BEGIN TASK DATA
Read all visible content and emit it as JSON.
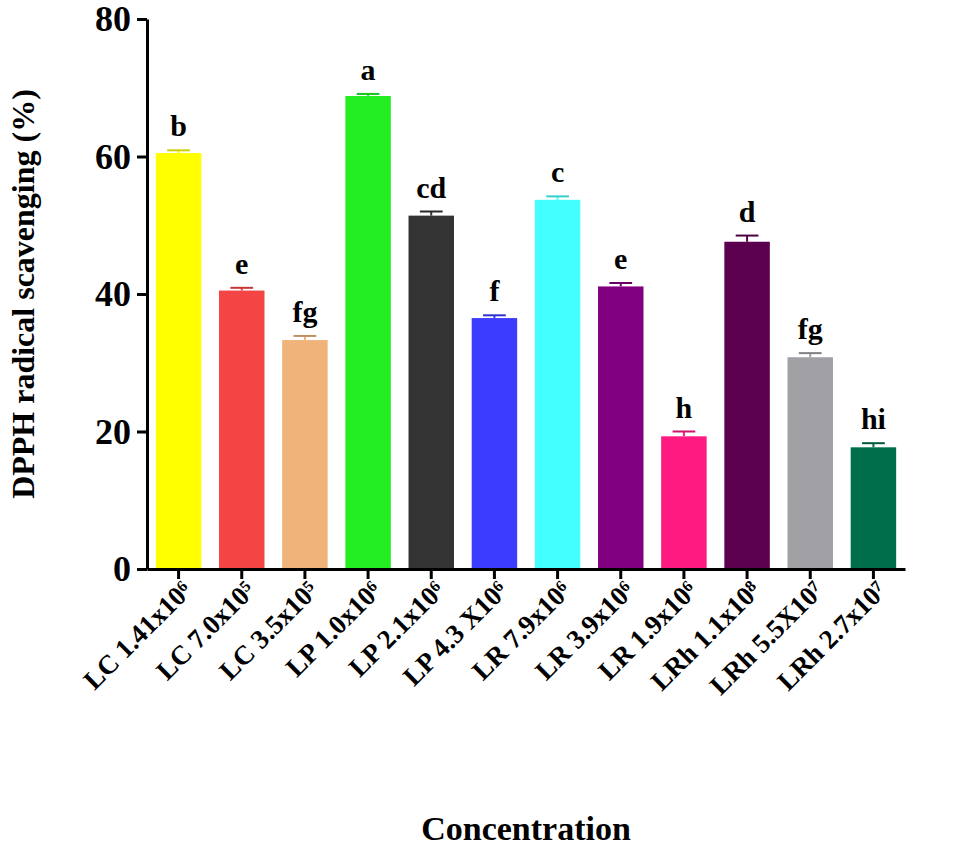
{
  "chart_data": {
    "type": "bar",
    "x_label": "Concentration",
    "y_label": "DPPH radical scavenging (%)",
    "categories": [
      "LC 1.41x10⁶",
      "LC 7.0x10⁵",
      "LC 3.5x10⁵",
      "LP 1.0x10⁶",
      "LP 2.1x10⁶",
      "LP 4.3 X10⁶",
      "LR 7.9x10⁶",
      "LR 3.9x10⁶",
      "LR 1.9x10⁶",
      "LRh 1.1x10⁸",
      "LRh 5.5X10⁷",
      "LRh 2.7x10⁷"
    ],
    "values": [
      60.5,
      40.5,
      33.3,
      68.8,
      51.4,
      36.5,
      53.7,
      41.1,
      19.3,
      47.6,
      30.8,
      17.7
    ],
    "errors": [
      0.4,
      0.4,
      0.6,
      0.3,
      0.6,
      0.4,
      0.5,
      0.5,
      0.7,
      0.9,
      0.6,
      0.6
    ],
    "annotations": [
      "b",
      "e",
      "fg",
      "a",
      "cd",
      "f",
      "c",
      "e",
      "h",
      "d",
      "fg",
      "hi"
    ],
    "colors": [
      "#ffff00",
      "#f44545",
      "#f0b47a",
      "#22ee22",
      "#333333",
      "#3c3cff",
      "#44ffff",
      "#800080",
      "#ff1a80",
      "#5c0050",
      "#a0a0a5",
      "#006e4a"
    ],
    "ylim": [
      0,
      80
    ],
    "yticks": [
      0,
      20,
      40,
      60,
      80
    ],
    "grid": false
  }
}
END TASK DATA
TASK DETAILS: Print all of the entries word for word. Omit the pictures they contain.

RESPONSE:
Read all visible content and emit it as JSON.
{
  "chart_data": {
    "type": "bar",
    "x_label": "Concentration",
    "y_label": "DPPH radical scavenging (%)",
    "categories": [
      "LC 1.41x10⁶",
      "LC 7.0x10⁵",
      "LC 3.5x10⁵",
      "LP 1.0x10⁶",
      "LP 2.1x10⁶",
      "LP 4.3 X10⁶",
      "LR 7.9x10⁶",
      "LR 3.9x10⁶",
      "LR 1.9x10⁶",
      "LRh 1.1x10⁸",
      "LRh 5.5X10⁷",
      "LRh 2.7x10⁷"
    ],
    "values": [
      60.5,
      40.5,
      33.3,
      68.8,
      51.4,
      36.5,
      53.7,
      41.1,
      19.3,
      47.6,
      30.8,
      17.7
    ],
    "errors": [
      0.4,
      0.4,
      0.6,
      0.3,
      0.6,
      0.4,
      0.5,
      0.5,
      0.7,
      0.9,
      0.6,
      0.6
    ],
    "annotations": [
      "b",
      "e",
      "fg",
      "a",
      "cd",
      "f",
      "c",
      "e",
      "h",
      "d",
      "fg",
      "hi"
    ],
    "colors": [
      "#ffff00",
      "#f44545",
      "#f0b47a",
      "#22ee22",
      "#333333",
      "#3c3cff",
      "#44ffff",
      "#800080",
      "#ff1a80",
      "#5c0050",
      "#a0a0a5",
      "#006e4a"
    ],
    "ylim": [
      0,
      80
    ],
    "yticks": [
      0,
      20,
      40,
      60,
      80
    ],
    "grid": false
  }
}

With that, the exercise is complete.